Collection entries:
- - - -

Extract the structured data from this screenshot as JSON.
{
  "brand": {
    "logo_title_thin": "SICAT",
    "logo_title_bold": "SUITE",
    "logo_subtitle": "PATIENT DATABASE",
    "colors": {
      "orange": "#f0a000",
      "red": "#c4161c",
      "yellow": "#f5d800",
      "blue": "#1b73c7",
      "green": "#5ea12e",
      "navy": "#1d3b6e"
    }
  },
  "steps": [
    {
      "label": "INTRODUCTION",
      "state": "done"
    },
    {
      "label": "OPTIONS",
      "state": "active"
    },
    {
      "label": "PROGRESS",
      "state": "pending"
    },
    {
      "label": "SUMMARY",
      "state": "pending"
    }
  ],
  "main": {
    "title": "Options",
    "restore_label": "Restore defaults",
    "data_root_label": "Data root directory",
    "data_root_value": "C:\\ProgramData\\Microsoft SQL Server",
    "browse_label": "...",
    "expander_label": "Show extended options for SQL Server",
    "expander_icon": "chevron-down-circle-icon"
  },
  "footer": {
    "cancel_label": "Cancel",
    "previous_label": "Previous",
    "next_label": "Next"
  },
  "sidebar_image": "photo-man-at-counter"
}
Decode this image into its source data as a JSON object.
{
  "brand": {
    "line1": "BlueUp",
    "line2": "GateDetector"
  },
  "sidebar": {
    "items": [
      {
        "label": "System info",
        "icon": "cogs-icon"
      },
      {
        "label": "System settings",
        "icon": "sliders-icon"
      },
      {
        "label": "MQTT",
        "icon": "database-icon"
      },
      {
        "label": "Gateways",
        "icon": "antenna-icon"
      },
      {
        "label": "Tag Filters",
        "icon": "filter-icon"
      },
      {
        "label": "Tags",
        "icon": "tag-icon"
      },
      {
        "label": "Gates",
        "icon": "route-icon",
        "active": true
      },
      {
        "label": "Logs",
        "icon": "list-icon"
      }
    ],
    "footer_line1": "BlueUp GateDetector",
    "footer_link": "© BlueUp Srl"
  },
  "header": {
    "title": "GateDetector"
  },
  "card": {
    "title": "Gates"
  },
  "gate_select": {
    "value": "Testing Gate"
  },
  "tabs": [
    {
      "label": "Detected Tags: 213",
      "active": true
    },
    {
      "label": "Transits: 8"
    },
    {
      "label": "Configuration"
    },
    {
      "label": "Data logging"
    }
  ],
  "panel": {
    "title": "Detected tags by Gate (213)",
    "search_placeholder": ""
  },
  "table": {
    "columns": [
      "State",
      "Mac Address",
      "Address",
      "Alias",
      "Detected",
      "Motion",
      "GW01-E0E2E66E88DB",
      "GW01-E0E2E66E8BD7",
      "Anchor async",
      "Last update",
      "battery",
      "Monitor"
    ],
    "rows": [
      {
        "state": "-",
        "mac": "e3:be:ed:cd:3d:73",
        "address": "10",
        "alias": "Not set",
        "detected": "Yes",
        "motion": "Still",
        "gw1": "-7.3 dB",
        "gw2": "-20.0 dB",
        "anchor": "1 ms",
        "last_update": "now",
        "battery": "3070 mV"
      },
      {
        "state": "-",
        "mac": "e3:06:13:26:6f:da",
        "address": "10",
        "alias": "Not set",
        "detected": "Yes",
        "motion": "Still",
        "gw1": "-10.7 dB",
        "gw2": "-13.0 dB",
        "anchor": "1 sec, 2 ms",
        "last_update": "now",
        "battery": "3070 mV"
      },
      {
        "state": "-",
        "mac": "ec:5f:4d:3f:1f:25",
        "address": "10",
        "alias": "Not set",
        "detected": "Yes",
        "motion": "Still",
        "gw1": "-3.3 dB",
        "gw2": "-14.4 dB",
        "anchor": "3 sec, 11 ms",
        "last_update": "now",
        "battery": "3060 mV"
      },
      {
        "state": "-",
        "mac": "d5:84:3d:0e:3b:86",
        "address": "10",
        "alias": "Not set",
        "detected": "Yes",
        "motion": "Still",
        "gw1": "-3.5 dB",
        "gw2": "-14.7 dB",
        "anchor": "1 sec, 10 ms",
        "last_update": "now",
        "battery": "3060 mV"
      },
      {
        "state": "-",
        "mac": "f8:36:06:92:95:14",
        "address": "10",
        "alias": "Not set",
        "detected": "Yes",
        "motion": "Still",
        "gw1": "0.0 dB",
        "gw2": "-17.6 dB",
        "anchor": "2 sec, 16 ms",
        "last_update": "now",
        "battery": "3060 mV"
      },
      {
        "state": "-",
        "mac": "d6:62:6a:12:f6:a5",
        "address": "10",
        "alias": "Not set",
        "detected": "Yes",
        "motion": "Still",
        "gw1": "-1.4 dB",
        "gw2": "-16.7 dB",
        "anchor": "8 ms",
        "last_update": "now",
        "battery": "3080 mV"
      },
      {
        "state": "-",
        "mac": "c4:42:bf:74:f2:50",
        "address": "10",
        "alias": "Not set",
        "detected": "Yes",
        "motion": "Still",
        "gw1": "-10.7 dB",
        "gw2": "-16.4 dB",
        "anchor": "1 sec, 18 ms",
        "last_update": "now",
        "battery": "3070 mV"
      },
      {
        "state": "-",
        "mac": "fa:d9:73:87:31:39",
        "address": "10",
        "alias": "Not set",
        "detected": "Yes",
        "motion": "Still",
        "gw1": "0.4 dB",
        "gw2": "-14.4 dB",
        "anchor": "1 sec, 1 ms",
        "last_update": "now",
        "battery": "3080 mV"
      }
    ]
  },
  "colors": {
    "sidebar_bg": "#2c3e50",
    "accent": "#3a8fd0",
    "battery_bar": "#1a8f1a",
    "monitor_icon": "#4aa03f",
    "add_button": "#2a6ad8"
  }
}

- - - -

* [TASK DESCRIPTION]: Please quote every record above exactly as it appears.

* [TASK ANSWER]:
Extract the structured data from this screenshot as JSON.
{
  "brand": {
    "logo_title_thin": "SICAT",
    "logo_title_bold": "SUITE",
    "logo_subtitle": "PATIENT DATABASE",
    "colors": {
      "orange": "#f0a000",
      "red": "#c4161c",
      "yellow": "#f5d800",
      "blue": "#1b73c7",
      "green": "#5ea12e",
      "navy": "#1d3b6e"
    }
  },
  "steps": [
    {
      "label": "INTRODUCTION",
      "state": "done"
    },
    {
      "label": "OPTIONS",
      "state": "active"
    },
    {
      "label": "PROGRESS",
      "state": "pending"
    },
    {
      "label": "SUMMARY",
      "state": "pending"
    }
  ],
  "main": {
    "title": "Options",
    "restore_label": "Restore defaults",
    "data_root_label": "Data root directory",
    "data_root_value": "C:\\ProgramData\\Microsoft SQL Server",
    "browse_label": "...",
    "expander_label": "Show extended options for SQL Server",
    "expander_icon": "chevron-down-circle-icon"
  },
  "footer": {
    "cancel_label": "Cancel",
    "previous_label": "Previous",
    "next_label": "Next"
  },
  "sidebar_image": "photo-man-at-counter"
}
Decode this image into its source data as a JSON object.
{
  "brand": {
    "line1": "BlueUp",
    "line2": "GateDetector"
  },
  "sidebar": {
    "items": [
      {
        "label": "System info",
        "icon": "cogs-icon"
      },
      {
        "label": "System settings",
        "icon": "sliders-icon"
      },
      {
        "label": "MQTT",
        "icon": "database-icon"
      },
      {
        "label": "Gateways",
        "icon": "antenna-icon"
      },
      {
        "label": "Tag Filters",
        "icon": "filter-icon"
      },
      {
        "label": "Tags",
        "icon": "tag-icon"
      },
      {
        "label": "Gates",
        "icon": "route-icon",
        "active": true
      },
      {
        "label": "Logs",
        "icon": "list-icon"
      }
    ],
    "footer_line1": "BlueUp GateDetector",
    "footer_link": "© BlueUp Srl"
  },
  "header": {
    "title": "GateDetector"
  },
  "card": {
    "title": "Gates"
  },
  "gate_select": {
    "value": "Testing Gate"
  },
  "tabs": [
    {
      "label": "Detected Tags: 213",
      "active": true
    },
    {
      "label": "Transits: 8"
    },
    {
      "label": "Configuration"
    },
    {
      "label": "Data logging"
    }
  ],
  "panel": {
    "title": "Detected tags by Gate (213)",
    "search_placeholder": ""
  },
  "table": {
    "columns": [
      "State",
      "Mac Address",
      "Address",
      "Alias",
      "Detected",
      "Motion",
      "GW01-E0E2E66E88DB",
      "GW01-E0E2E66E8BD7",
      "Anchor async",
      "Last update",
      "battery",
      "Monitor"
    ],
    "rows": [
      {
        "state": "-",
        "mac": "e3:be:ed:cd:3d:73",
        "address": "10",
        "alias": "Not set",
        "detected": "Yes",
        "motion": "Still",
        "gw1": "-7.3 dB",
        "gw2": "-20.0 dB",
        "anchor": "1 ms",
        "last_update": "now",
        "battery": "3070 mV"
      },
      {
        "state": "-",
        "mac": "e3:06:13:26:6f:da",
        "address": "10",
        "alias": "Not set",
        "detected": "Yes",
        "motion": "Still",
        "gw1": "-10.7 dB",
        "gw2": "-13.0 dB",
        "anchor": "1 sec, 2 ms",
        "last_update": "now",
        "battery": "3070 mV"
      },
      {
        "state": "-",
        "mac": "ec:5f:4d:3f:1f:25",
        "address": "10",
        "alias": "Not set",
        "detected": "Yes",
        "motion": "Still",
        "gw1": "-3.3 dB",
        "gw2": "-14.4 dB",
        "anchor": "3 sec, 11 ms",
        "last_update": "now",
        "battery": "3060 mV"
      },
      {
        "state": "-",
        "mac": "d5:84:3d:0e:3b:86",
        "address": "10",
        "alias": "Not set",
        "detected": "Yes",
        "motion": "Still",
        "gw1": "-3.5 dB",
        "gw2": "-14.7 dB",
        "anchor": "1 sec, 10 ms",
        "last_update": "now",
        "battery": "3060 mV"
      },
      {
        "state": "-",
        "mac": "f8:36:06:92:95:14",
        "address": "10",
        "alias": "Not set",
        "detected": "Yes",
        "motion": "Still",
        "gw1": "0.0 dB",
        "gw2": "-17.6 dB",
        "anchor": "2 sec, 16 ms",
        "last_update": "now",
        "battery": "3060 mV"
      },
      {
        "state": "-",
        "mac": "d6:62:6a:12:f6:a5",
        "address": "10",
        "alias": "Not set",
        "detected": "Yes",
        "motion": "Still",
        "gw1": "-1.4 dB",
        "gw2": "-16.7 dB",
        "anchor": "8 ms",
        "last_update": "now",
        "battery": "3080 mV"
      },
      {
        "state": "-",
        "mac": "c4:42:bf:74:f2:50",
        "address": "10",
        "alias": "Not set",
        "detected": "Yes",
        "motion": "Still",
        "gw1": "-10.7 dB",
        "gw2": "-16.4 dB",
        "anchor": "1 sec, 18 ms",
        "last_update": "now",
        "battery": "3070 mV"
      },
      {
        "state": "-",
        "mac": "fa:d9:73:87:31:39",
        "address": "10",
        "alias": "Not set",
        "detected": "Yes",
        "motion": "Still",
        "gw1": "0.4 dB",
        "gw2": "-14.4 dB",
        "anchor": "1 sec, 1 ms",
        "last_update": "now",
        "battery": "3080 mV"
      }
    ]
  },
  "colors": {
    "sidebar_bg": "#2c3e50",
    "accent": "#3a8fd0",
    "battery_bar": "#1a8f1a",
    "monitor_icon": "#4aa03f",
    "add_button": "#2a6ad8"
  }
}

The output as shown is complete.